→ **Given exercise**: Restate the whole listing exactly.

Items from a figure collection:
-------------------------

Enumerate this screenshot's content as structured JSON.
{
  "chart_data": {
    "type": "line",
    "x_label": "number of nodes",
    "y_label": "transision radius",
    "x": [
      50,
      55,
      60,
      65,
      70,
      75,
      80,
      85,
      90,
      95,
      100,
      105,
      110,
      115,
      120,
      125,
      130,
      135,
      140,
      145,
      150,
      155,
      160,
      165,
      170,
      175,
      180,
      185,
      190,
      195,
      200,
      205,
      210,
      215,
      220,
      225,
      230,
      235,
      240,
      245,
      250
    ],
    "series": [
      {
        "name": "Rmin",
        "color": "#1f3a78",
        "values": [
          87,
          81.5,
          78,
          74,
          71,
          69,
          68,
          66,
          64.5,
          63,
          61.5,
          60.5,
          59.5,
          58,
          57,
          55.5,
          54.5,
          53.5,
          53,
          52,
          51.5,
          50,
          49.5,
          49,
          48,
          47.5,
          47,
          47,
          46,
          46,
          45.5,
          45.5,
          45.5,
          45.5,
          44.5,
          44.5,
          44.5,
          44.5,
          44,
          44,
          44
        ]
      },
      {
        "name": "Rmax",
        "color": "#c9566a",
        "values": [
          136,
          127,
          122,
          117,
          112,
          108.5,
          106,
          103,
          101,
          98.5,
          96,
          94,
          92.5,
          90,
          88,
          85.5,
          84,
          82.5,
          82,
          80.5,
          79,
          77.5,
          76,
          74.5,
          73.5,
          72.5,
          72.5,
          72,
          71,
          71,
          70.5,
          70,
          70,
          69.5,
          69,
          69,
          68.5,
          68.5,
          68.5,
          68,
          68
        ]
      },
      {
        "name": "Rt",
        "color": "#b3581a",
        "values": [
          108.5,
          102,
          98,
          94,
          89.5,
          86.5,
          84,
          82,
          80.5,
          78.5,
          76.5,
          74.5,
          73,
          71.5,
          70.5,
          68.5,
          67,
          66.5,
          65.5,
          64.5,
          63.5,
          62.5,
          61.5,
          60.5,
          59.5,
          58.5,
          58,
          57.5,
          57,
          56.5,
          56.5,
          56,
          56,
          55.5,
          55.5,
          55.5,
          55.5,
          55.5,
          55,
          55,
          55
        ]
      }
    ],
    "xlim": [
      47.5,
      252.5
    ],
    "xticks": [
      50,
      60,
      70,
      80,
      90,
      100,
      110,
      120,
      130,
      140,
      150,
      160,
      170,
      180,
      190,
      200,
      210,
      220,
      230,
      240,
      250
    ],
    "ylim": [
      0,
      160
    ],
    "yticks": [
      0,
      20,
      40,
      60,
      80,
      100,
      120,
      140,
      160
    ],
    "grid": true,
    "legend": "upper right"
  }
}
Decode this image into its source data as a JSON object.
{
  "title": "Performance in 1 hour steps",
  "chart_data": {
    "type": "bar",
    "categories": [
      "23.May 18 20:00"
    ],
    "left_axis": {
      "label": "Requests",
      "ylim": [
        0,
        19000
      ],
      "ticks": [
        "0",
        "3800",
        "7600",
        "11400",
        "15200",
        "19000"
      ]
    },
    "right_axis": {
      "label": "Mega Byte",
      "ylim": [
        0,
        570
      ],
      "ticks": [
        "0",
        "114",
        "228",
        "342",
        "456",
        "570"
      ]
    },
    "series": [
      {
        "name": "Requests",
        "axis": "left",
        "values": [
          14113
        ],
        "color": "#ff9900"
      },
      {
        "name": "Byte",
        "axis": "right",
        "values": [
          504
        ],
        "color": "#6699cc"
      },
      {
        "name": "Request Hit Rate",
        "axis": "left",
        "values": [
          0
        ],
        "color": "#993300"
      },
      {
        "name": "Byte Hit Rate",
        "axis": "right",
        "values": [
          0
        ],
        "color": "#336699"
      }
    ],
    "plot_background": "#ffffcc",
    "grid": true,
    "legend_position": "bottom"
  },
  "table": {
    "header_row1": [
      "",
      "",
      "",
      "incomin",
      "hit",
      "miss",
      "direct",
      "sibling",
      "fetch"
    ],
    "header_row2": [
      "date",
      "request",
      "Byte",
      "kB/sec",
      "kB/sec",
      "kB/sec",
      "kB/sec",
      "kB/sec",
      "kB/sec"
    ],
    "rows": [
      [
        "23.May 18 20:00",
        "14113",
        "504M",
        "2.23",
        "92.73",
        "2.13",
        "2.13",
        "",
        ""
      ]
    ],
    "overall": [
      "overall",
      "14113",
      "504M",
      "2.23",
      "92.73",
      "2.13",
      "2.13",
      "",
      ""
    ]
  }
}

-------------------------

→ **Reply**:
Enumerate this screenshot's content as structured JSON.
{
  "chart_data": {
    "type": "line",
    "x_label": "number of nodes",
    "y_label": "transision radius",
    "x": [
      50,
      55,
      60,
      65,
      70,
      75,
      80,
      85,
      90,
      95,
      100,
      105,
      110,
      115,
      120,
      125,
      130,
      135,
      140,
      145,
      150,
      155,
      160,
      165,
      170,
      175,
      180,
      185,
      190,
      195,
      200,
      205,
      210,
      215,
      220,
      225,
      230,
      235,
      240,
      245,
      250
    ],
    "series": [
      {
        "name": "Rmin",
        "color": "#1f3a78",
        "values": [
          87,
          81.5,
          78,
          74,
          71,
          69,
          68,
          66,
          64.5,
          63,
          61.5,
          60.5,
          59.5,
          58,
          57,
          55.5,
          54.5,
          53.5,
          53,
          52,
          51.5,
          50,
          49.5,
          49,
          48,
          47.5,
          47,
          47,
          46,
          46,
          45.5,
          45.5,
          45.5,
          45.5,
          44.5,
          44.5,
          44.5,
          44.5,
          44,
          44,
          44
        ]
      },
      {
        "name": "Rmax",
        "color": "#c9566a",
        "values": [
          136,
          127,
          122,
          117,
          112,
          108.5,
          106,
          103,
          101,
          98.5,
          96,
          94,
          92.5,
          90,
          88,
          85.5,
          84,
          82.5,
          82,
          80.5,
          79,
          77.5,
          76,
          74.5,
          73.5,
          72.5,
          72.5,
          72,
          71,
          71,
          70.5,
          70,
          70,
          69.5,
          69,
          69,
          68.5,
          68.5,
          68.5,
          68,
          68
        ]
      },
      {
        "name": "Rt",
        "color": "#b3581a",
        "values": [
          108.5,
          102,
          98,
          94,
          89.5,
          86.5,
          84,
          82,
          80.5,
          78.5,
          76.5,
          74.5,
          73,
          71.5,
          70.5,
          68.5,
          67,
          66.5,
          65.5,
          64.5,
          63.5,
          62.5,
          61.5,
          60.5,
          59.5,
          58.5,
          58,
          57.5,
          57,
          56.5,
          56.5,
          56,
          56,
          55.5,
          55.5,
          55.5,
          55.5,
          55.5,
          55,
          55,
          55
        ]
      }
    ],
    "xlim": [
      47.5,
      252.5
    ],
    "xticks": [
      50,
      60,
      70,
      80,
      90,
      100,
      110,
      120,
      130,
      140,
      150,
      160,
      170,
      180,
      190,
      200,
      210,
      220,
      230,
      240,
      250
    ],
    "ylim": [
      0,
      160
    ],
    "yticks": [
      0,
      20,
      40,
      60,
      80,
      100,
      120,
      140,
      160
    ],
    "grid": true,
    "legend": "upper right"
  }
}
Decode this image into its source data as a JSON object.
{
  "title": "Performance in 1 hour steps",
  "chart_data": {
    "type": "bar",
    "categories": [
      "23.May 18 20:00"
    ],
    "left_axis": {
      "label": "Requests",
      "ylim": [
        0,
        19000
      ],
      "ticks": [
        "0",
        "3800",
        "7600",
        "11400",
        "15200",
        "19000"
      ]
    },
    "right_axis": {
      "label": "Mega Byte",
      "ylim": [
        0,
        570
      ],
      "ticks": [
        "0",
        "114",
        "228",
        "342",
        "456",
        "570"
      ]
    },
    "series": [
      {
        "name": "Requests",
        "axis": "left",
        "values": [
          14113
        ],
        "color": "#ff9900"
      },
      {
        "name": "Byte",
        "axis": "right",
        "values": [
          504
        ],
        "color": "#6699cc"
      },
      {
        "name": "Request Hit Rate",
        "axis": "left",
        "values": [
          0
        ],
        "color": "#993300"
      },
      {
        "name": "Byte Hit Rate",
        "axis": "right",
        "values": [
          0
        ],
        "color": "#336699"
      }
    ],
    "plot_background": "#ffffcc",
    "grid": true,
    "legend_position": "bottom"
  },
  "table": {
    "header_row1": [
      "",
      "",
      "",
      "incomin",
      "hit",
      "miss",
      "direct",
      "sibling",
      "fetch"
    ],
    "header_row2": [
      "date",
      "request",
      "Byte",
      "kB/sec",
      "kB/sec",
      "kB/sec",
      "kB/sec",
      "kB/sec",
      "kB/sec"
    ],
    "rows": [
      [
        "23.May 18 20:00",
        "14113",
        "504M",
        "2.23",
        "92.73",
        "2.13",
        "2.13",
        "",
        ""
      ]
    ],
    "overall": [
      "overall",
      "14113",
      "504M",
      "2.23",
      "92.73",
      "2.13",
      "2.13",
      "",
      ""
    ]
  }
}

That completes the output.